===== Input material =====
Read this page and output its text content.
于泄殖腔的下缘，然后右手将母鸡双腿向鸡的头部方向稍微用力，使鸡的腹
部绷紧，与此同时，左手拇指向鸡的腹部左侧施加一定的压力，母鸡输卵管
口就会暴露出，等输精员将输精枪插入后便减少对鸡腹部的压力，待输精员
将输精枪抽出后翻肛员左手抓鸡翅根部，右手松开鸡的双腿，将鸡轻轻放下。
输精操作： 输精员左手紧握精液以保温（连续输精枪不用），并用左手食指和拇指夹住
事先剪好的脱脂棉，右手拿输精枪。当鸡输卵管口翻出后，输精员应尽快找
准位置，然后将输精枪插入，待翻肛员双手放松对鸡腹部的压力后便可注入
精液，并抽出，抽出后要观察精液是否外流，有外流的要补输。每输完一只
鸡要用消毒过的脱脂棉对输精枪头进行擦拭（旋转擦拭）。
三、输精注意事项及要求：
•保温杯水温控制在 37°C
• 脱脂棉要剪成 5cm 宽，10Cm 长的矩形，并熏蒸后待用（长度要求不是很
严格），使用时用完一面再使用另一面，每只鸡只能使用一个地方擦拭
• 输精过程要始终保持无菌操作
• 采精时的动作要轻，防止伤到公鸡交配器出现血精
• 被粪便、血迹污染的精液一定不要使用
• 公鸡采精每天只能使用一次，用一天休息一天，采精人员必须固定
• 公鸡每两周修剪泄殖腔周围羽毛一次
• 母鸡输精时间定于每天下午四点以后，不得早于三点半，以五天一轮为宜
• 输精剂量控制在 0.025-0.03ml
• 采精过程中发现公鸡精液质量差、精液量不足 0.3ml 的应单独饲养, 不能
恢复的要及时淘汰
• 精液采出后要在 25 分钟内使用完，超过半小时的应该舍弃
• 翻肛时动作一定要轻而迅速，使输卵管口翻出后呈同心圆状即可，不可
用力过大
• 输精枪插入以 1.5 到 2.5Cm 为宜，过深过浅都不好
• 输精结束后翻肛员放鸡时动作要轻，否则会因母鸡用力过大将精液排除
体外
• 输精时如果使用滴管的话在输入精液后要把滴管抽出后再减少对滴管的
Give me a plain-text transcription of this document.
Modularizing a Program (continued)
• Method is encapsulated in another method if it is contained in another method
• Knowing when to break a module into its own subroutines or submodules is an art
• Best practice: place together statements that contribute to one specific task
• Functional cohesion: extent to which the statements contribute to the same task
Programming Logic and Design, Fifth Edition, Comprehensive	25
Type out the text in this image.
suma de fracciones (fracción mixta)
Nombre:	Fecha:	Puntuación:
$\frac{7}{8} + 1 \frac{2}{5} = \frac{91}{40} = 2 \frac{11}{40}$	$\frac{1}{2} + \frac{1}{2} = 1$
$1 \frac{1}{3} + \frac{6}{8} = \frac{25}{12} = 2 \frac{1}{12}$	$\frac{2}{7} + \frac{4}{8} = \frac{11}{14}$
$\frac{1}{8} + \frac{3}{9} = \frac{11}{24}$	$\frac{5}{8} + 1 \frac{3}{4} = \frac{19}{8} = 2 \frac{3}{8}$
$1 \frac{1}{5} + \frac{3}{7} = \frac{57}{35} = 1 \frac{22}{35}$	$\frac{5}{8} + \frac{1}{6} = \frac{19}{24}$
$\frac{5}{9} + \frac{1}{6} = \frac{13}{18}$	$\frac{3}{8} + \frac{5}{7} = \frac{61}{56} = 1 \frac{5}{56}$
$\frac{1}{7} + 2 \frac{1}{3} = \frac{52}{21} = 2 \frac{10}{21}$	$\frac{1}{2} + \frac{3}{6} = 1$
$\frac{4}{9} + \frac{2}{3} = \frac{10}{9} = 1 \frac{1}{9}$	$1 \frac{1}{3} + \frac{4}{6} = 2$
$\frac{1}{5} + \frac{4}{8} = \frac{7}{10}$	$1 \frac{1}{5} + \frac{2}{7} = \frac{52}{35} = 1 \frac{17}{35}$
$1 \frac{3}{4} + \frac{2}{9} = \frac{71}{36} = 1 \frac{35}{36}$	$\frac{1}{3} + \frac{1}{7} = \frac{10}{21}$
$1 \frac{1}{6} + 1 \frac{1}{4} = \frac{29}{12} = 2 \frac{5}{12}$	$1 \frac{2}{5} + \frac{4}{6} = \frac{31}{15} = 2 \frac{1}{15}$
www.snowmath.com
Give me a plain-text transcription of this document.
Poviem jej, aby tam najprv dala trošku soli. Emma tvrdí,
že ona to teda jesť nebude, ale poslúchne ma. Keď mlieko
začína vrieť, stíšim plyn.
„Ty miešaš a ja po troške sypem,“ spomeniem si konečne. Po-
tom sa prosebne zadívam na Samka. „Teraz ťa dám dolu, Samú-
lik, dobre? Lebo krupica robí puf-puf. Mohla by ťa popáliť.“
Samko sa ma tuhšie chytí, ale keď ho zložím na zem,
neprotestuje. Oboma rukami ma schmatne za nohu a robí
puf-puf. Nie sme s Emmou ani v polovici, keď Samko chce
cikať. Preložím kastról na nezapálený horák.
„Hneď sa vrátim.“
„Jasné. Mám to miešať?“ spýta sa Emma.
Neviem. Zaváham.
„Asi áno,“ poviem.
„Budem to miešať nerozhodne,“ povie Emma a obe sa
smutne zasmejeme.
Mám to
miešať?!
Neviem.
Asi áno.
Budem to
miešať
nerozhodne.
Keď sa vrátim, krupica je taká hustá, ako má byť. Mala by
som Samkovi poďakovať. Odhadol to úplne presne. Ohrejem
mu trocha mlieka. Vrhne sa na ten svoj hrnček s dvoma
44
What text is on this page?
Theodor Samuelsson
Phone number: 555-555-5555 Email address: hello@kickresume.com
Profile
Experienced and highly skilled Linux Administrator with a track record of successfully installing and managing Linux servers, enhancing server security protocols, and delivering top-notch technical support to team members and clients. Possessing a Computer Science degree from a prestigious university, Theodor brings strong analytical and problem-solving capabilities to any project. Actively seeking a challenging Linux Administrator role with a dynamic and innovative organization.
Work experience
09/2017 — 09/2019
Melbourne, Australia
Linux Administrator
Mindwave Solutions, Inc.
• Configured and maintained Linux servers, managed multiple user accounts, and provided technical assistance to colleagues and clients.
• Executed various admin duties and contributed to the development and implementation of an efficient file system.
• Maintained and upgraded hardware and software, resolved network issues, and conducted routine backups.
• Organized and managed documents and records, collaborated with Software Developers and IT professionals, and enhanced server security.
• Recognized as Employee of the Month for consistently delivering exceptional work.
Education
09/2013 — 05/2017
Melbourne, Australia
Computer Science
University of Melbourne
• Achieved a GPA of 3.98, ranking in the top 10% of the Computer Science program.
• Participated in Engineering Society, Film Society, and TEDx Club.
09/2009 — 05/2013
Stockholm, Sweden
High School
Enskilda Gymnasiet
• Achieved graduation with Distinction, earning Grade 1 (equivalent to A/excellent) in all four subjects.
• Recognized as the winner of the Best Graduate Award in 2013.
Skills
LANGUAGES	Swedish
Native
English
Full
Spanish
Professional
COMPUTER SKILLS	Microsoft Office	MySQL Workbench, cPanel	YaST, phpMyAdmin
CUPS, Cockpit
=====
* Given instruction: Go through the records above and retype each one exactly.

* Worked solution:
Read this page and output its text content.
于泄殖腔的下缘，然后右手将母鸡双腿向鸡的头部方向稍微用力，使鸡的腹
部绷紧，与此同时，左手拇指向鸡的腹部左侧施加一定的压力，母鸡输卵管
口就会暴露出，等输精员将输精枪插入后便减少对鸡腹部的压力，待输精员
将输精枪抽出后翻肛员左手抓鸡翅根部，右手松开鸡的双腿，将鸡轻轻放下。
输精操作： 输精员左手紧握精液以保温（连续输精枪不用），并用左手食指和拇指夹住
事先剪好的脱脂棉，右手拿输精枪。当鸡输卵管口翻出后，输精员应尽快找
准位置，然后将输精枪插入，待翻肛员双手放松对鸡腹部的压力后便可注入
精液，并抽出，抽出后要观察精液是否外流，有外流的要补输。每输完一只
鸡要用消毒过的脱脂棉对输精枪头进行擦拭（旋转擦拭）。
三、输精注意事项及要求：
•保温杯水温控制在 37°C
• 脱脂棉要剪成 5cm 宽，10Cm 长的矩形，并熏蒸后待用（长度要求不是很
严格），使用时用完一面再使用另一面，每只鸡只能使用一个地方擦拭
• 输精过程要始终保持无菌操作
• 采精时的动作要轻，防止伤到公鸡交配器出现血精
• 被粪便、血迹污染的精液一定不要使用
• 公鸡采精每天只能使用一次，用一天休息一天，采精人员必须固定
• 公鸡每两周修剪泄殖腔周围羽毛一次
• 母鸡输精时间定于每天下午四点以后，不得早于三点半，以五天一轮为宜
• 输精剂量控制在 0.025-0.03ml
• 采精过程中发现公鸡精液质量差、精液量不足 0.3ml 的应单独饲养, 不能
恢复的要及时淘汰
• 精液采出后要在 25 分钟内使用完，超过半小时的应该舍弃
• 翻肛时动作一定要轻而迅速，使输卵管口翻出后呈同心圆状即可，不可
用力过大
• 输精枪插入以 1.5 到 2.5Cm 为宜，过深过浅都不好
• 输精结束后翻肛员放鸡时动作要轻，否则会因母鸡用力过大将精液排除
体外
• 输精时如果使用滴管的话在输入精液后要把滴管抽出后再减少对滴管的
Give me a plain-text transcription of this document.
Modularizing a Program (continued)
• Method is encapsulated in another method if it is contained in another method
• Knowing when to break a module into its own subroutines or submodules is an art
• Best practice: place together statements that contribute to one specific task
• Functional cohesion: extent to which the statements contribute to the same task
Programming Logic and Design, Fifth Edition, Comprehensive	25
Type out the text in this image.
suma de fracciones (fracción mixta)
Nombre:	Fecha:	Puntuación:
$\frac{7}{8} + 1 \frac{2}{5} = \frac{91}{40} = 2 \frac{11}{40}$	$\frac{1}{2} + \frac{1}{2} = 1$
$1 \frac{1}{3} + \frac{6}{8} = \frac{25}{12} = 2 \frac{1}{12}$	$\frac{2}{7} + \frac{4}{8} = \frac{11}{14}$
$\frac{1}{8} + \frac{3}{9} = \frac{11}{24}$	$\frac{5}{8} + 1 \frac{3}{4} = \frac{19}{8} = 2 \frac{3}{8}$
$1 \frac{1}{5} + \frac{3}{7} = \frac{57}{35} = 1 \frac{22}{35}$	$\frac{5}{8} + \frac{1}{6} = \frac{19}{24}$
$\frac{5}{9} + \frac{1}{6} = \frac{13}{18}$	$\frac{3}{8} + \frac{5}{7} = \frac{61}{56} = 1 \frac{5}{56}$
$\frac{1}{7} + 2 \frac{1}{3} = \frac{52}{21} = 2 \frac{10}{21}$	$\frac{1}{2} + \frac{3}{6} = 1$
$\frac{4}{9} + \frac{2}{3} = \frac{10}{9} = 1 \frac{1}{9}$	$1 \frac{1}{3} + \frac{4}{6} = 2$
$\frac{1}{5} + \frac{4}{8} = \frac{7}{10}$	$1 \frac{1}{5} + \frac{2}{7} = \frac{52}{35} = 1 \frac{17}{35}$
$1 \frac{3}{4} + \frac{2}{9} = \frac{71}{36} = 1 \frac{35}{36}$	$\frac{1}{3} + \frac{1}{7} = \frac{10}{21}$
$1 \frac{1}{6} + 1 \frac{1}{4} = \frac{29}{12} = 2 \frac{5}{12}$	$1 \frac{2}{5} + \frac{4}{6} = \frac{31}{15} = 2 \frac{1}{15}$
www.snowmath.com
Give me a plain-text transcription of this document.
Poviem jej, aby tam najprv dala trošku soli. Emma tvrdí,
že ona to teda jesť nebude, ale poslúchne ma. Keď mlieko
začína vrieť, stíšim plyn.
„Ty miešaš a ja po troške sypem,“ spomeniem si konečne. Po-
tom sa prosebne zadívam na Samka. „Teraz ťa dám dolu, Samú-
lik, dobre? Lebo krupica robí puf-puf. Mohla by ťa popáliť.“
Samko sa ma tuhšie chytí, ale keď ho zložím na zem,
neprotestuje. Oboma rukami ma schmatne za nohu a robí
puf-puf. Nie sme s Emmou ani v polovici, keď Samko chce
cikať. Preložím kastról na nezapálený horák.
„Hneď sa vrátim.“
„Jasné. Mám to miešať?“ spýta sa Emma.
Neviem. Zaváham.
„Asi áno,“ poviem.
„Budem to miešať nerozhodne,“ povie Emma a obe sa
smutne zasmejeme.
Mám to
miešať?!
Neviem.
Asi áno.
Budem to
miešať
nerozhodne.
Keď sa vrátim, krupica je taká hustá, ako má byť. Mala by
som Samkovi poďakovať. Odhadol to úplne presne. Ohrejem
mu trocha mlieka. Vrhne sa na ten svoj hrnček s dvoma
44
What text is on this page?
Theodor Samuelsson
Phone number: 555-555-5555 Email address: hello@kickresume.com
Profile
Experienced and highly skilled Linux Administrator with a track record of successfully installing and managing Linux servers, enhancing server security protocols, and delivering top-notch technical support to team members and clients. Possessing a Computer Science degree from a prestigious university, Theodor brings strong analytical and problem-solving capabilities to any project. Actively seeking a challenging Linux Administrator role with a dynamic and innovative organization.
Work experience
09/2017 — 09/2019
Melbourne, Australia
Linux Administrator
Mindwave Solutions, Inc.
• Configured and maintained Linux servers, managed multiple user accounts, and provided technical assistance to colleagues and clients.
• Executed various admin duties and contributed to the development and implementation of an efficient file system.
• Maintained and upgraded hardware and software, resolved network issues, and conducted routine backups.
• Organized and managed documents and records, collaborated with Software Developers and IT professionals, and enhanced server security.
• Recognized as Employee of the Month for consistently delivering exceptional work.
Education
09/2013 — 05/2017
Melbourne, Australia
Computer Science
University of Melbourne
• Achieved a GPA of 3.98, ranking in the top 10% of the Computer Science program.
• Participated in Engineering Society, Film Society, and TEDx Club.
09/2009 — 05/2013
Stockholm, Sweden
High School
Enskilda Gymnasiet
• Achieved graduation with Distinction, earning Grade 1 (equivalent to A/excellent) in all four subjects.
• Recognized as the winner of the Best Graduate Award in 2013.
Skills
LANGUAGES	Swedish
Native
English
Full
Spanish
Professional
COMPUTER SKILLS	Microsoft Office	MySQL Workbench, cPanel	YaST, phpMyAdmin
CUPS, Cockpit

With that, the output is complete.